= Directive =
Go through the records and copy each line where the word "factors" occurs.

Stored entries
▼
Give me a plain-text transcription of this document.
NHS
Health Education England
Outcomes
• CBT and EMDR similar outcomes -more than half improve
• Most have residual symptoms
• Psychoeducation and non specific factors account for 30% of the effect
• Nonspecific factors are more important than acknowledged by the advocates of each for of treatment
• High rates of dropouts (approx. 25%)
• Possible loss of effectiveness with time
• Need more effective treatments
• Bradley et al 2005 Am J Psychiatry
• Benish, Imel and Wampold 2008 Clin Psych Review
▲
= The completed task =
• Psychoeducation and non specific factors account for 30% of the effect
• Nonspecific factors are more important than acknowledged by the advocates of each for of treatment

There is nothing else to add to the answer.